[Rows from a figure dataset]
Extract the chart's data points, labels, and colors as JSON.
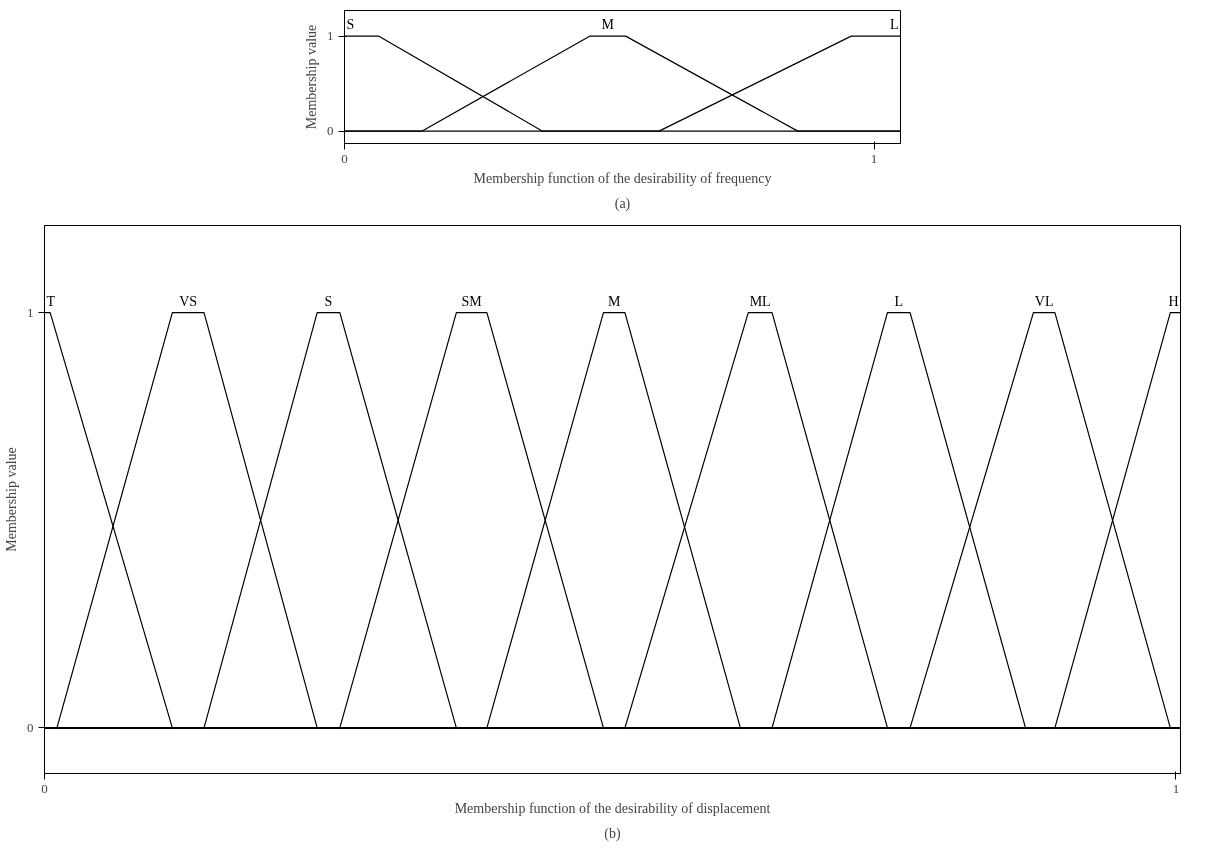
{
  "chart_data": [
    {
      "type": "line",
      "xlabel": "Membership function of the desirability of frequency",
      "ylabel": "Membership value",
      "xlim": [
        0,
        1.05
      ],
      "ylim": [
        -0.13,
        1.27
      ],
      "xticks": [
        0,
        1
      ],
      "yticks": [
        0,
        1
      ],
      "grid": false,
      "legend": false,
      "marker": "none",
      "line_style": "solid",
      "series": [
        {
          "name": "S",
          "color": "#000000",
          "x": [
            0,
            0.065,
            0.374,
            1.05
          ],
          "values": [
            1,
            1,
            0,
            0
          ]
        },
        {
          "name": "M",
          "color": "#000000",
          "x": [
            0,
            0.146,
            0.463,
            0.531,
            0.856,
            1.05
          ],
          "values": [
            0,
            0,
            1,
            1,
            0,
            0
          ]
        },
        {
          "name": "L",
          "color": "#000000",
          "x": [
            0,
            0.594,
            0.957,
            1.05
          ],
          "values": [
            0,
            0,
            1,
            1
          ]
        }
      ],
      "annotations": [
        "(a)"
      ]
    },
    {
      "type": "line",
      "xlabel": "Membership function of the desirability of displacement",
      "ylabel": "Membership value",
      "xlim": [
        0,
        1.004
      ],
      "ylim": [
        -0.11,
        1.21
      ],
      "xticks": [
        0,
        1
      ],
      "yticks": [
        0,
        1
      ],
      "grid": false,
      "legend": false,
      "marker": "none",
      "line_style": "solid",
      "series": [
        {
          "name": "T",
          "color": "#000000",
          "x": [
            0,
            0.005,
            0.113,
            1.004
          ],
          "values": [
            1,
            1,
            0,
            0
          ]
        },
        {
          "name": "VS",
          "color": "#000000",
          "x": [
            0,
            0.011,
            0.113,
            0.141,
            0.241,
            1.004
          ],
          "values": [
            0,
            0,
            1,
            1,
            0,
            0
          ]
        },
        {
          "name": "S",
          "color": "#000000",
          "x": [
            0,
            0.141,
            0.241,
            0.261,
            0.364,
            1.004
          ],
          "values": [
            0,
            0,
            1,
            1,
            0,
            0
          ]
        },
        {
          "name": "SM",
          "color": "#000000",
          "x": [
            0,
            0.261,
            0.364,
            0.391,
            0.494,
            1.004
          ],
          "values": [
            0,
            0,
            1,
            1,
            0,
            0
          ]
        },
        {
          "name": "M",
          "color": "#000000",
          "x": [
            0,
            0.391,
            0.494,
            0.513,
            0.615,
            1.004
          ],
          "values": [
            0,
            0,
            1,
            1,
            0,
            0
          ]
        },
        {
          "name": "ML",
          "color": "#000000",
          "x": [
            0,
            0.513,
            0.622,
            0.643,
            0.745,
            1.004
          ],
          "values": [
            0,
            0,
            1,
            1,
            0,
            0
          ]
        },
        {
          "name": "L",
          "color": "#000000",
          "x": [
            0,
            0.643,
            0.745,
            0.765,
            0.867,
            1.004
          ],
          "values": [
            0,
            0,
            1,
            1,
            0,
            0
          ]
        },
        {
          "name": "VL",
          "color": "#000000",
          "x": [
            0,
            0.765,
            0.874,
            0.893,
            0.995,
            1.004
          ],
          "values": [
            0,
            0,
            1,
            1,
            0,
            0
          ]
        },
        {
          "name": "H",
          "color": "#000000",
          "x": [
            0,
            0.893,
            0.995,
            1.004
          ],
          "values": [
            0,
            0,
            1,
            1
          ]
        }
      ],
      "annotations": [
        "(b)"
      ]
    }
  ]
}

> [Required work]: Without the pictures, transcribe the listing above exactly.

> [Solution to this exercise]:
Extract the chart's data points, labels, and colors as JSON.
{
  "chart_data": [
    {
      "type": "line",
      "xlabel": "Membership function of the desirability of frequency",
      "ylabel": "Membership value",
      "xlim": [
        0,
        1.05
      ],
      "ylim": [
        -0.13,
        1.27
      ],
      "xticks": [
        0,
        1
      ],
      "yticks": [
        0,
        1
      ],
      "grid": false,
      "legend": false,
      "marker": "none",
      "line_style": "solid",
      "series": [
        {
          "name": "S",
          "color": "#000000",
          "x": [
            0,
            0.065,
            0.374,
            1.05
          ],
          "values": [
            1,
            1,
            0,
            0
          ]
        },
        {
          "name": "M",
          "color": "#000000",
          "x": [
            0,
            0.146,
            0.463,
            0.531,
            0.856,
            1.05
          ],
          "values": [
            0,
            0,
            1,
            1,
            0,
            0
          ]
        },
        {
          "name": "L",
          "color": "#000000",
          "x": [
            0,
            0.594,
            0.957,
            1.05
          ],
          "values": [
            0,
            0,
            1,
            1
          ]
        }
      ],
      "annotations": [
        "(a)"
      ]
    },
    {
      "type": "line",
      "xlabel": "Membership function of the desirability of displacement",
      "ylabel": "Membership value",
      "xlim": [
        0,
        1.004
      ],
      "ylim": [
        -0.11,
        1.21
      ],
      "xticks": [
        0,
        1
      ],
      "yticks": [
        0,
        1
      ],
      "grid": false,
      "legend": false,
      "marker": "none",
      "line_style": "solid",
      "series": [
        {
          "name": "T",
          "color": "#000000",
          "x": [
            0,
            0.005,
            0.113,
            1.004
          ],
          "values": [
            1,
            1,
            0,
            0
          ]
        },
        {
          "name": "VS",
          "color": "#000000",
          "x": [
            0,
            0.011,
            0.113,
            0.141,
            0.241,
            1.004
          ],
          "values": [
            0,
            0,
            1,
            1,
            0,
            0
          ]
        },
        {
          "name": "S",
          "color": "#000000",
          "x": [
            0,
            0.141,
            0.241,
            0.261,
            0.364,
            1.004
          ],
          "values": [
            0,
            0,
            1,
            1,
            0,
            0
          ]
        },
        {
          "name": "SM",
          "color": "#000000",
          "x": [
            0,
            0.261,
            0.364,
            0.391,
            0.494,
            1.004
          ],
          "values": [
            0,
            0,
            1,
            1,
            0,
            0
          ]
        },
        {
          "name": "M",
          "color": "#000000",
          "x": [
            0,
            0.391,
            0.494,
            0.513,
            0.615,
            1.004
          ],
          "values": [
            0,
            0,
            1,
            1,
            0,
            0
          ]
        },
        {
          "name": "ML",
          "color": "#000000",
          "x": [
            0,
            0.513,
            0.622,
            0.643,
            0.745,
            1.004
          ],
          "values": [
            0,
            0,
            1,
            1,
            0,
            0
          ]
        },
        {
          "name": "L",
          "color": "#000000",
          "x": [
            0,
            0.643,
            0.745,
            0.765,
            0.867,
            1.004
          ],
          "values": [
            0,
            0,
            1,
            1,
            0,
            0
          ]
        },
        {
          "name": "VL",
          "color": "#000000",
          "x": [
            0,
            0.765,
            0.874,
            0.893,
            0.995,
            1.004
          ],
          "values": [
            0,
            0,
            1,
            1,
            0,
            0
          ]
        },
        {
          "name": "H",
          "color": "#000000",
          "x": [
            0,
            0.893,
            0.995,
            1.004
          ],
          "values": [
            0,
            0,
            1,
            1
          ]
        }
      ],
      "annotations": [
        "(b)"
      ]
    }
  ]
}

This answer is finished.